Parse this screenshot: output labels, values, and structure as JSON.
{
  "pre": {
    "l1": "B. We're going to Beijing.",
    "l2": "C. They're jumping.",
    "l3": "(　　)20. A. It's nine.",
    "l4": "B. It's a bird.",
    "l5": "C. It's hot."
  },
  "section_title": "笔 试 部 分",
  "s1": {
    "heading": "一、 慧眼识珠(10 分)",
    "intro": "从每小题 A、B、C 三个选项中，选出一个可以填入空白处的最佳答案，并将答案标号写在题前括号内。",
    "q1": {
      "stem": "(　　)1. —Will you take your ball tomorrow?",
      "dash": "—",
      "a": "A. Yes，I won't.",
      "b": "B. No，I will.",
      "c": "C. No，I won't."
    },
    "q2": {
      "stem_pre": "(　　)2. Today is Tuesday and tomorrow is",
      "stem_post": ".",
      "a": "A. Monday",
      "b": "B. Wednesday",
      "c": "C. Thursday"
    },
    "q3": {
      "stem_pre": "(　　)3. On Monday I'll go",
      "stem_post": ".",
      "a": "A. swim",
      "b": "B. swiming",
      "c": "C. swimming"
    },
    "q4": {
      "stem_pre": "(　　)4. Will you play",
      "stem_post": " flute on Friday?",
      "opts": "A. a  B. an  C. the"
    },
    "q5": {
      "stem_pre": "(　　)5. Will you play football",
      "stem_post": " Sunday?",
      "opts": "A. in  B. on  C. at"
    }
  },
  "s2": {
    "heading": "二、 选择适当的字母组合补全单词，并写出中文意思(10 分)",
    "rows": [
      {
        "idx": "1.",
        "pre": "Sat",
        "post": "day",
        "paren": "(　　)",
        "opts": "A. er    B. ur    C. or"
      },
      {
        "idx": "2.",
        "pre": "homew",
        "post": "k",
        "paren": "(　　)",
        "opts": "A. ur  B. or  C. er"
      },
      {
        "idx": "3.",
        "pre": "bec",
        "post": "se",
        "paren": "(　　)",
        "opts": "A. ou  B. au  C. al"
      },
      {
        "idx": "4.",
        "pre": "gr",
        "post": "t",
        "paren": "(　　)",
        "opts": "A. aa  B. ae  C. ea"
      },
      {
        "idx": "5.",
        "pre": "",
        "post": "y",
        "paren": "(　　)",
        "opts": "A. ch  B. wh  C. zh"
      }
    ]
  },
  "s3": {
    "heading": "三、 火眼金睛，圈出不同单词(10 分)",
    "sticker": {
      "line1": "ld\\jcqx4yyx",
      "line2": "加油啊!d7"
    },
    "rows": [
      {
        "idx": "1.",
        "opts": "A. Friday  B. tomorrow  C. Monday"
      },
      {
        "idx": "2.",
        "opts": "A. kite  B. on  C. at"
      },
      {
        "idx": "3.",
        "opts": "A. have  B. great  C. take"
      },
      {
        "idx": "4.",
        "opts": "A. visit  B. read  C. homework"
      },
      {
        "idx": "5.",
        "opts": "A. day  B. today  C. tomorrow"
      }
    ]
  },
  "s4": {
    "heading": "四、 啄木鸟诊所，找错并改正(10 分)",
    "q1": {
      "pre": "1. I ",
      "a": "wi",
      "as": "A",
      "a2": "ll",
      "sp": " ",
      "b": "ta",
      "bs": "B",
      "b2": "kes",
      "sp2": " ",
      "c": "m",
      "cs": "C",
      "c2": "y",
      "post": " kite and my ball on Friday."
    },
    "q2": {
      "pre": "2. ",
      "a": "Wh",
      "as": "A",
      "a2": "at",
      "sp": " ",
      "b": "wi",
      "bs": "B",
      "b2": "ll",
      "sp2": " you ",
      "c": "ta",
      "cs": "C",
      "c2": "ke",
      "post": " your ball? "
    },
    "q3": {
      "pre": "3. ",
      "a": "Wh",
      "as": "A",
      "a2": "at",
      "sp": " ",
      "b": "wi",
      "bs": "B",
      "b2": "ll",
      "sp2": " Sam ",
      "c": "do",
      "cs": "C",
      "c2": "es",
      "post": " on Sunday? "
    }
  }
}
============
- _Stated problem_:
Copy out all of the lines above exactly.

- _Finished answer_:
Parse this screenshot: output labels, values, and structure as JSON.
{
  "pre": {
    "l1": "B. We're going to Beijing.",
    "l2": "C. They're jumping.",
    "l3": "(　　)20. A. It's nine.",
    "l4": "B. It's a bird.",
    "l5": "C. It's hot."
  },
  "section_title": "笔 试 部 分",
  "s1": {
    "heading": "一、 慧眼识珠(10 分)",
    "intro": "从每小题 A、B、C 三个选项中，选出一个可以填入空白处的最佳答案，并将答案标号写在题前括号内。",
    "q1": {
      "stem": "(　　)1. —Will you take your ball tomorrow?",
      "dash": "—",
      "a": "A. Yes，I won't.",
      "b": "B. No，I will.",
      "c": "C. No，I won't."
    },
    "q2": {
      "stem_pre": "(　　)2. Today is Tuesday and tomorrow is",
      "stem_post": ".",
      "a": "A. Monday",
      "b": "B. Wednesday",
      "c": "C. Thursday"
    },
    "q3": {
      "stem_pre": "(　　)3. On Monday I'll go",
      "stem_post": ".",
      "a": "A. swim",
      "b": "B. swiming",
      "c": "C. swimming"
    },
    "q4": {
      "stem_pre": "(　　)4. Will you play",
      "stem_post": " flute on Friday?",
      "opts": "A. a  B. an  C. the"
    },
    "q5": {
      "stem_pre": "(　　)5. Will you play football",
      "stem_post": " Sunday?",
      "opts": "A. in  B. on  C. at"
    }
  },
  "s2": {
    "heading": "二、 选择适当的字母组合补全单词，并写出中文意思(10 分)",
    "rows": [
      {
        "idx": "1.",
        "pre": "Sat",
        "post": "day",
        "paren": "(　　)",
        "opts": "A. er    B. ur    C. or"
      },
      {
        "idx": "2.",
        "pre": "homew",
        "post": "k",
        "paren": "(　　)",
        "opts": "A. ur  B. or  C. er"
      },
      {
        "idx": "3.",
        "pre": "bec",
        "post": "se",
        "paren": "(　　)",
        "opts": "A. ou  B. au  C. al"
      },
      {
        "idx": "4.",
        "pre": "gr",
        "post": "t",
        "paren": "(　　)",
        "opts": "A. aa  B. ae  C. ea"
      },
      {
        "idx": "5.",
        "pre": "",
        "post": "y",
        "paren": "(　　)",
        "opts": "A. ch  B. wh  C. zh"
      }
    ]
  },
  "s3": {
    "heading": "三、 火眼金睛，圈出不同单词(10 分)",
    "sticker": {
      "line1": "ld\\jcqx4yyx",
      "line2": "加油啊!d7"
    },
    "rows": [
      {
        "idx": "1.",
        "opts": "A. Friday  B. tomorrow  C. Monday"
      },
      {
        "idx": "2.",
        "opts": "A. kite  B. on  C. at"
      },
      {
        "idx": "3.",
        "opts": "A. have  B. great  C. take"
      },
      {
        "idx": "4.",
        "opts": "A. visit  B. read  C. homework"
      },
      {
        "idx": "5.",
        "opts": "A. day  B. today  C. tomorrow"
      }
    ]
  },
  "s4": {
    "heading": "四、 啄木鸟诊所，找错并改正(10 分)",
    "q1": {
      "pre": "1. I ",
      "a": "wi",
      "as": "A",
      "a2": "ll",
      "sp": " ",
      "b": "ta",
      "bs": "B",
      "b2": "kes",
      "sp2": " ",
      "c": "m",
      "cs": "C",
      "c2": "y",
      "post": " kite and my ball on Friday."
    },
    "q2": {
      "pre": "2. ",
      "a": "Wh",
      "as": "A",
      "a2": "at",
      "sp": " ",
      "b": "wi",
      "bs": "B",
      "b2": "ll",
      "sp2": " you ",
      "c": "ta",
      "cs": "C",
      "c2": "ke",
      "post": " your ball? "
    },
    "q3": {
      "pre": "3. ",
      "a": "Wh",
      "as": "A",
      "a2": "at",
      "sp": " ",
      "b": "wi",
      "bs": "B",
      "b2": "ll",
      "sp2": " Sam ",
      "c": "do",
      "cs": "C",
      "c2": "es",
      "post": " on Sunday? "
    }
  }
}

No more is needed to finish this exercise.